### SOAL 1
Bisakah Anda memberikan bagian catatan yang dimulai dari awal catatan dan berakhir pada baris yang memuat "breadcrumb-separator: › <box>171" sebagai daftar JSON berisi string, satu string untuk setiap baris, termasuk baris tersebut dan tanpa baris kosong?

Minggu, 18 Juni 2017

PEMBENTUKAN SPORC, ANTARA HARAPAN DAN KENYATAAN


Tekanan dan ancaman terhadap hutan saat ini telah sampai pada titik yang sangat mengkhawatirkan.  Tekanan  dan ancaman ini bukan hanya pada hutan produksi dan hutan lindung, bahkan kawasan konservasi termasuk Taman Nasional sebagai benteng terakhir juga menghadapi permasalahan yang sangat serius sebagai akibat kegiatan manusia.   Kegiatan yang merusak kawasan konservasi seperti perambahan, penebangan liar dan perburuan pada umumnya terjadi diberbagai lokasi di Indonesia. Berbagai bentuk operasi mulai dari operasi rutin sampai kepada operasi penegakan hukum untuk mengatasi permasalahan ini telah dilakukan oleh pemerintah, namun dampaknya hanya manjur dalam waktu yang seketika. 
Sebagai jawaban atas meningkatnya intensitas gangguan dan tekanan terhadap sumber daya hutan di Indonesia seperti pencurian, pemungutan hasil hutan secara  liar, peredaran dan perdagangan hasil hutan illegal, termasuk penyelundupan ke luar negeri serta perambahan/penggunaan/penguasaaan lahan kawasan hutan secara melanggar hukum, maka Departemen Kehutanan membentuk Satuan Polisi Kehutanan Reaksi Cepat (SPORC).
SPORC merupakan Satuan Polisi Kehutanan khusus yang memiliki kompetensi lebih dibandingkan dengan kompetensi Polhut Reguler, baik dalam tingkat kehandalan, profesionalitas, dukungan kemampuan dan keterampilan fisik serta dedikasi dan integritas yang tinggi pada tugas.  Satuan ini dipersiapkan sebagai satuan khusus pemukul, sehingga dibekali dengan kualifikasi khusus, kemampuan khusus, keterampilan khusus serta keberanian yang sangat tinggi .
Kekuatan SPORC Dephut direncanakan akan berjumlah 1500 orang anggota yang akan dibentuk selama 5 tahun dimulai tahun 2005.  Pembentukan SPORC tersebut dipilih dari kurang lebih 8.800 orang anggota Polhut Saat ini, dengan pola penyebaran 3.100 orang ditempatkan di Pusat dan 5.700 orang di Daerah.  Sebanyak 1.240 Anggota diantaranya telah menjadi Pejabat Penyidik Pegawai Negeri Sipil (PPNS).  Berdasarkan kualifikasi pendidikan Polhut yang ada terdiri dari 350 anggota berpendidikan jenjang Sarjana (S1), sarjana muda/diploma 28 orang dan lebih kurang 8.420 orang berpendidikan SLTA.

### DAFTAR CATATAN
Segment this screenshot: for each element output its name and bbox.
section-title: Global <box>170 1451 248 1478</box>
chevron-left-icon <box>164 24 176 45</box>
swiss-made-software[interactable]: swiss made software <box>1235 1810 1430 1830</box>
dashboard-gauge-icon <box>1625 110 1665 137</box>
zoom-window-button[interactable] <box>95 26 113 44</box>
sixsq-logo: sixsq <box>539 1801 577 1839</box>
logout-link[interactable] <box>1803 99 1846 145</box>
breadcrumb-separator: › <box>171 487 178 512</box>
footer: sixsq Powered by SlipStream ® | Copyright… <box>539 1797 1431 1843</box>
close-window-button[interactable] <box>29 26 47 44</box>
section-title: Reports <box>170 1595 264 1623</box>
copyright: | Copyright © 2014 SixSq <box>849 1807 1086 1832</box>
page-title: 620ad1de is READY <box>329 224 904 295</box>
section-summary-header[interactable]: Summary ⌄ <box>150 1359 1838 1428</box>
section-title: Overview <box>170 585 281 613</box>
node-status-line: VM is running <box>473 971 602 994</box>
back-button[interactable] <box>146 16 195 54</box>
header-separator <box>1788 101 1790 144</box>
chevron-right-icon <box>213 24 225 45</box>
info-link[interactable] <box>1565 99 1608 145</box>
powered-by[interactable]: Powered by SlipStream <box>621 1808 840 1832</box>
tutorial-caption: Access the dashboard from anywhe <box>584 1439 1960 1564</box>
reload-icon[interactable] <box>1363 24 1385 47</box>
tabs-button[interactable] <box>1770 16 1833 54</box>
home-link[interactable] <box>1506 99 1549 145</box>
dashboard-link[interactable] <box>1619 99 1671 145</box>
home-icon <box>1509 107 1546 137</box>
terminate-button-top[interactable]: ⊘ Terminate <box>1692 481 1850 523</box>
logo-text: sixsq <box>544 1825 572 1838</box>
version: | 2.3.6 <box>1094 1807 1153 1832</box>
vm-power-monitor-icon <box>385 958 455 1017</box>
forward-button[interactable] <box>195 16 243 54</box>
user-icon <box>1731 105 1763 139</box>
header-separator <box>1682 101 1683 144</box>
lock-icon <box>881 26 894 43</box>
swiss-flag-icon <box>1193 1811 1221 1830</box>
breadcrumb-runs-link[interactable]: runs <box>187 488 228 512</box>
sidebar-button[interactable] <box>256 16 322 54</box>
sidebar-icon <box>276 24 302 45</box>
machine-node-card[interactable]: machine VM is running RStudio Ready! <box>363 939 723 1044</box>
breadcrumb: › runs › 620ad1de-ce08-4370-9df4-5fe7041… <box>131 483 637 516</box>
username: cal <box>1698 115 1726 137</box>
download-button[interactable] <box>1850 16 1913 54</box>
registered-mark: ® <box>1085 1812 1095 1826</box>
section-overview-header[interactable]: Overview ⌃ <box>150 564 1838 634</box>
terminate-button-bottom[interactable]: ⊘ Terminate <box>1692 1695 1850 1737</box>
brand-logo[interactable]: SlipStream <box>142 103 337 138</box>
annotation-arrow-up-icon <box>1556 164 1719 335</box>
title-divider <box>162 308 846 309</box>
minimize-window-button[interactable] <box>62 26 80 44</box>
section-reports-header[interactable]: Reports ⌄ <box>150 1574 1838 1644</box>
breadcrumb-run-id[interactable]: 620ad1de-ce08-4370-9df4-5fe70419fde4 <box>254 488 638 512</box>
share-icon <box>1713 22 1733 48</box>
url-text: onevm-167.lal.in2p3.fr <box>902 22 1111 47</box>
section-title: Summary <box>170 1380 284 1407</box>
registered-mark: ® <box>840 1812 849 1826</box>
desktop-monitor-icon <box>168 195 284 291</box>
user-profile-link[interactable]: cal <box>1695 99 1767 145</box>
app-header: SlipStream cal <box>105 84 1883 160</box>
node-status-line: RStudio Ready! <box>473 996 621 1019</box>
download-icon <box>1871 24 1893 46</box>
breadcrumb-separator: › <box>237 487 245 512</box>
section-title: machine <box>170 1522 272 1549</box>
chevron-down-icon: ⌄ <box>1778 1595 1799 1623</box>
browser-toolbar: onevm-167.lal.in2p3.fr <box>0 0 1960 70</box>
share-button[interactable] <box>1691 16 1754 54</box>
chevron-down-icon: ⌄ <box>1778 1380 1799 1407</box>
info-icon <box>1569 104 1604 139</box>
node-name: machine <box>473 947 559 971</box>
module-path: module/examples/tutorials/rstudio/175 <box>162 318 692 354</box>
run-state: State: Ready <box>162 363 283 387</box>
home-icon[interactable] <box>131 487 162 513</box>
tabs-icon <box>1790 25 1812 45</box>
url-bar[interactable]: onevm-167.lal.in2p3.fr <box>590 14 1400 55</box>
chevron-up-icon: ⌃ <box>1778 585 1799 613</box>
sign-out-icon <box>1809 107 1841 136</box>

### SOAL 2
Bisakah Anda mengetik ulang dengan persis bagian teks tentang SPORC yang diawali kata-kata "PEMBENTUKAN SPORC, ANTARA" dan diakhiri "waktu yang seketika."?

### PENYELESAIAN SOAL 1
[
  "Segment this screenshot: for each element output its name and bbox.",
  "section-title: Global <box>170 1451 248 1478</box>",
  "chevron-left-icon <box>164 24 176 45</box>",
  "swiss-made-software[interactable]: swiss made software <box>1235 1810 1430 1830</box>",
  "dashboard-gauge-icon <box>1625 110 1665 137</box>",
  "zoom-window-button[interactable] <box>95 26 113 44</box>",
  "sixsq-logo: sixsq <box>539 1801 577 1839</box>",
  "logout-link[interactable] <box>1803 99 1846 145</box>",
  "breadcrumb-separator: › <box>171 487 178 512</box>"
]

### PENYELESAIAN SOAL 2
PEMBENTUKAN SPORC, ANTARA HARAPAN DAN KENYATAAN


Tekanan dan ancaman terhadap hutan saat ini telah sampai pada titik yang sangat mengkhawatirkan.  Tekanan  dan ancaman ini bukan hanya pada hutan produksi dan hutan lindung, bahkan kawasan konservasi termasuk Taman Nasional sebagai benteng terakhir juga menghadapi permasalahan yang sangat serius sebagai akibat kegiatan manusia.   Kegiatan yang merusak kawasan konservasi seperti perambahan, penebangan liar dan perburuan pada umumnya terjadi diberbagai lokasi di Indonesia. Berbagai bentuk operasi mulai dari operasi rutin sampai kepada operasi penegakan hukum untuk mengatasi permasalahan ini telah dilakukan oleh pemerintah, namun dampaknya hanya manjur dalam waktu yang seketika.